### REQUEST
In the stretch of the listing from its start through the line containing "182, 1541, 235]", substitute "patterns" for "sequences" and reproduce those lines with everything else left as is.

— begin ENTRIES PROVIDED —

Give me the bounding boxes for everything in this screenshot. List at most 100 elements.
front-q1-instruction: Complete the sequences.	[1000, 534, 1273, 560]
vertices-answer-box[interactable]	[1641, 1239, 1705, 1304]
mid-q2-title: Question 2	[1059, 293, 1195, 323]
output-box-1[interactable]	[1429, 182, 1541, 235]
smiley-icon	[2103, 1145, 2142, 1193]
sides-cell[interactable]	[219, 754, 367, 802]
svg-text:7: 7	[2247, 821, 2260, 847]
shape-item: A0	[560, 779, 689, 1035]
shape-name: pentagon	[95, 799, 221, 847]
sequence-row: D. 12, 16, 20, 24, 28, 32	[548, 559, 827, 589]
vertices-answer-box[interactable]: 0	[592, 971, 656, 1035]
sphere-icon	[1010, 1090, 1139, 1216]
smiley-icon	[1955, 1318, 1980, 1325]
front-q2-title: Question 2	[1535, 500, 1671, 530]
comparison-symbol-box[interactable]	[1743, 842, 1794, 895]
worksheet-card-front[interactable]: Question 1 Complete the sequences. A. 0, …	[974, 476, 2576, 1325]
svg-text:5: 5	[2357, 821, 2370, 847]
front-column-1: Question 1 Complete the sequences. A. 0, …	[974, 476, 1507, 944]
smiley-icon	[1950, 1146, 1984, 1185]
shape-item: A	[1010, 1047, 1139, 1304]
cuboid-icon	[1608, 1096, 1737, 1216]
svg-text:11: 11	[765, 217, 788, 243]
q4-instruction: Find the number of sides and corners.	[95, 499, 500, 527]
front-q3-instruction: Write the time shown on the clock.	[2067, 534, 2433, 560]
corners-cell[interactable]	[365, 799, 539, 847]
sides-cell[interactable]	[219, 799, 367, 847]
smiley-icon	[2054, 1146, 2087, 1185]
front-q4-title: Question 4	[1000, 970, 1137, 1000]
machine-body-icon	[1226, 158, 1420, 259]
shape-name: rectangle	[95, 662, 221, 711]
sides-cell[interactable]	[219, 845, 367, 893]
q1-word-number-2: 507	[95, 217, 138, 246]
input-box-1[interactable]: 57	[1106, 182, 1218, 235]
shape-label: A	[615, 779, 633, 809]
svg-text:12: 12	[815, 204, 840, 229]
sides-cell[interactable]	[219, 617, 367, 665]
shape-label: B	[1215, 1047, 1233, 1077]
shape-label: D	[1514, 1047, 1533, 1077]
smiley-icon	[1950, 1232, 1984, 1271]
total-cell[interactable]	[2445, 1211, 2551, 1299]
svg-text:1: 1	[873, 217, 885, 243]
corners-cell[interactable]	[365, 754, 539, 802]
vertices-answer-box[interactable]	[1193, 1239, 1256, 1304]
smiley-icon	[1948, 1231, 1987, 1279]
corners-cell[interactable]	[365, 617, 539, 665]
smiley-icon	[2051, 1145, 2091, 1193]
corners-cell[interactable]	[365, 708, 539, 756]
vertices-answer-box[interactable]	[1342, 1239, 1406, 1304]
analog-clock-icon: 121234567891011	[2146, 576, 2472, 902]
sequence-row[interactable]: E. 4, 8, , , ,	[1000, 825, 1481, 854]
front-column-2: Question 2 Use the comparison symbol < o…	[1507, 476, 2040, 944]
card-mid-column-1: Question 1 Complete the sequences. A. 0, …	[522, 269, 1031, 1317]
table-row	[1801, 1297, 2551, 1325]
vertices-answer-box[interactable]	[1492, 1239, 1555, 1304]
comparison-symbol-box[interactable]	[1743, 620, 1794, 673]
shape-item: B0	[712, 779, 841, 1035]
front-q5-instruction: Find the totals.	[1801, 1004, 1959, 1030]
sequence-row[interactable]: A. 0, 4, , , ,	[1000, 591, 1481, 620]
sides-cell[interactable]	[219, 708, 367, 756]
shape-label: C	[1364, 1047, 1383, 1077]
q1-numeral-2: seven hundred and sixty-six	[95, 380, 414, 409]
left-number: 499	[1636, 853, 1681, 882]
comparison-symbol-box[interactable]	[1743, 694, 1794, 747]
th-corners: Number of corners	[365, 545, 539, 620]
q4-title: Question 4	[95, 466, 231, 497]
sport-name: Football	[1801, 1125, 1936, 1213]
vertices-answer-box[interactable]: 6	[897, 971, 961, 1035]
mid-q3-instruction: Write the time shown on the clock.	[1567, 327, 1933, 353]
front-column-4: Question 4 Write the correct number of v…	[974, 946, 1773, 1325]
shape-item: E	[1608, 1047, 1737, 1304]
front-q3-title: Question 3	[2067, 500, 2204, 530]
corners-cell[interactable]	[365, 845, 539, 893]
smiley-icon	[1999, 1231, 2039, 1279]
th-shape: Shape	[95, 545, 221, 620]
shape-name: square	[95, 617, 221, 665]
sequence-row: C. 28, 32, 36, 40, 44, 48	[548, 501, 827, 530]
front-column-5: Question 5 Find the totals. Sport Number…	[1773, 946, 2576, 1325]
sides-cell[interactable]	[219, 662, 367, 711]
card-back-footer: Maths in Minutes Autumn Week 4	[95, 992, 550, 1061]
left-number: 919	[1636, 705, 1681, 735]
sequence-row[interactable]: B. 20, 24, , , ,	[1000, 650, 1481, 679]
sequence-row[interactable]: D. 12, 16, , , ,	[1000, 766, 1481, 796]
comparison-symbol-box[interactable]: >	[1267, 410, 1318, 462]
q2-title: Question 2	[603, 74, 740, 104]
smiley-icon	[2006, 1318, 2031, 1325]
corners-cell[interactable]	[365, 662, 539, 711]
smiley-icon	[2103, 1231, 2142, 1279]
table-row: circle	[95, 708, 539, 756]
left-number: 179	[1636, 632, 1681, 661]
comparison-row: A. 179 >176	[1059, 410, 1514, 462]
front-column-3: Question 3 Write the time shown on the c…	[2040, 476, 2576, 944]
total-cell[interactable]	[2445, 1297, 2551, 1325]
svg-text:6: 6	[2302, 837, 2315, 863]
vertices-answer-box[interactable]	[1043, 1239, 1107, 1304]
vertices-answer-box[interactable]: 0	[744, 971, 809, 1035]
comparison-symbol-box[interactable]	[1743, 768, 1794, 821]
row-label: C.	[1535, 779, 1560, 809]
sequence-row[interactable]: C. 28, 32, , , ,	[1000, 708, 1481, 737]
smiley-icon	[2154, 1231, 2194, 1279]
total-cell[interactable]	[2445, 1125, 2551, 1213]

— end ENTRIES PROVIDED —

### FULL ANSWER
Give me the bounding boxes for everything in this screenshot. List at most 100 elements.
front-q1-instruction: Complete the patterns.	[1000, 534, 1273, 560]
vertices-answer-box[interactable]	[1641, 1239, 1705, 1304]
mid-q2-title: Question 2	[1059, 293, 1195, 323]
output-box-1[interactable]	[1429, 182, 1541, 235]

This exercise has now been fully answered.